Something confusing about digital certificates


A digital certificate is a digital document that certifies that a certain public key is owned by a particular user. Thus if you trust the CA that signed the certificate C, then you can trust that specific public/private key pair is owned by the owner of certificate C.

a) Assume client A wants to establish a connection with server B located at url www.some_domain.com. When establishing a connection with B, A may receive from the other end a X.509 certificate C and a public key, belonging to the owner of certificate C.

But how can client know that owner of C is really a server B and not some other entity that hijacked ( if that is the correct term ) the connection and sent its own certificate and public key to A?

Only way I can think of for client to know whether owner of C is really B, is if C's Subject field also specifies the domain for which this certificate is valid or if it specifies the organization to which this certificate belongs ( but that only helps if client knows to which organization www.some_domain.com belongs )?!

● DATA SHOWN
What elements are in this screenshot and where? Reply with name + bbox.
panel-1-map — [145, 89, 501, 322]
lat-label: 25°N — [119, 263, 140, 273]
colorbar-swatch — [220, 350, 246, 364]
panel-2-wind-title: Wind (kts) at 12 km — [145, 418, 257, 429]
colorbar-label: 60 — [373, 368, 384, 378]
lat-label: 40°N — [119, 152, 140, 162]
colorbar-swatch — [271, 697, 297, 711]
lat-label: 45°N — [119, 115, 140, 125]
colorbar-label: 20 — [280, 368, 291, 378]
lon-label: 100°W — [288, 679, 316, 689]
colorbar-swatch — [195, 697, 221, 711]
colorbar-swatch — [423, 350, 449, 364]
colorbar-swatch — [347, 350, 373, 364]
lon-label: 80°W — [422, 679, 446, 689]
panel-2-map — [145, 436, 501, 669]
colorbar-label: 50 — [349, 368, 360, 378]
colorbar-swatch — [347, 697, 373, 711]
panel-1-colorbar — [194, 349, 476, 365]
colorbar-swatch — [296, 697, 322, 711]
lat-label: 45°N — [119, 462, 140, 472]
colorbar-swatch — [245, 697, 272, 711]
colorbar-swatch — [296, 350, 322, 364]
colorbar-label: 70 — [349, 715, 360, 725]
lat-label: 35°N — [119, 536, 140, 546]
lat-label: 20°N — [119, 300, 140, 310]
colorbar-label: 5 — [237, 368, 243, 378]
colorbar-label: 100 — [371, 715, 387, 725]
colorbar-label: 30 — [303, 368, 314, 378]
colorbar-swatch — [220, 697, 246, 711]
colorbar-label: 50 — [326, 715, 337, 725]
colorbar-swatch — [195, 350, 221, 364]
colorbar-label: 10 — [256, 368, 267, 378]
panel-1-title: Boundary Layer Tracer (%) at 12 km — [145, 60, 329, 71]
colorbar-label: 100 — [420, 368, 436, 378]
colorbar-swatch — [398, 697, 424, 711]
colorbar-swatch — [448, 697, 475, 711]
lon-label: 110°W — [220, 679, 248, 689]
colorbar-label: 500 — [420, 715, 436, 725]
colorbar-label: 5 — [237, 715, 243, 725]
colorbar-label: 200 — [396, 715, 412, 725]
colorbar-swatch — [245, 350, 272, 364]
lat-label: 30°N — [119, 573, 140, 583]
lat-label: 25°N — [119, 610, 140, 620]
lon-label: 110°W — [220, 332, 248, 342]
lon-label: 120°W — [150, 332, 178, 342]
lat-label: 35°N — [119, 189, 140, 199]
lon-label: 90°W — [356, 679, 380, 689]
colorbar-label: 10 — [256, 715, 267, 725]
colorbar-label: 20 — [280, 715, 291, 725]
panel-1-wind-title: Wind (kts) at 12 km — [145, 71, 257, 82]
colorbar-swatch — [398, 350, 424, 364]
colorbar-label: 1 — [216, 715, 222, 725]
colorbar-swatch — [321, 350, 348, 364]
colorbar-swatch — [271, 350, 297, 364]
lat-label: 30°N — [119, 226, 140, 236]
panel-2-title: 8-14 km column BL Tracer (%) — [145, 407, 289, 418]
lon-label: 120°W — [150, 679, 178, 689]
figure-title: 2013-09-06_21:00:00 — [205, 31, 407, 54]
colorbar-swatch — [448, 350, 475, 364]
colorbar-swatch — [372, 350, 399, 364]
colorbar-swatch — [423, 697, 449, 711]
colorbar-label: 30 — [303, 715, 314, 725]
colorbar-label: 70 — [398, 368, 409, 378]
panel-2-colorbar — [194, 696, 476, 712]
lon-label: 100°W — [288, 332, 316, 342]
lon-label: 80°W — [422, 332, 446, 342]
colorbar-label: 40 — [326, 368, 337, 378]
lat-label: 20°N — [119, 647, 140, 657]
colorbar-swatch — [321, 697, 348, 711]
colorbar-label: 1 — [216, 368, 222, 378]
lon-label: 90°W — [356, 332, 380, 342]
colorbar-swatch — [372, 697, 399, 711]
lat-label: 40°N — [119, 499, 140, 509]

● QUESTIONS TO ANSWER
(1) In the passage on digital certificates, what does a digital certificate certify?
(2) Duplicate everything in the digital certificates passage from "Something confusing about" down to "by the owner of certificate C.".

● YOUR RESPONSES
(1) That a certain public key is owned by a particular user.

(2)
Something confusing about digital certificates


A digital certificate is a digital document that certifies that a certain public key is owned by a particular user. Thus if you trust the CA that signed the certificate C, then you can trust that specific public/private key pair is owned by the owner of certificate C.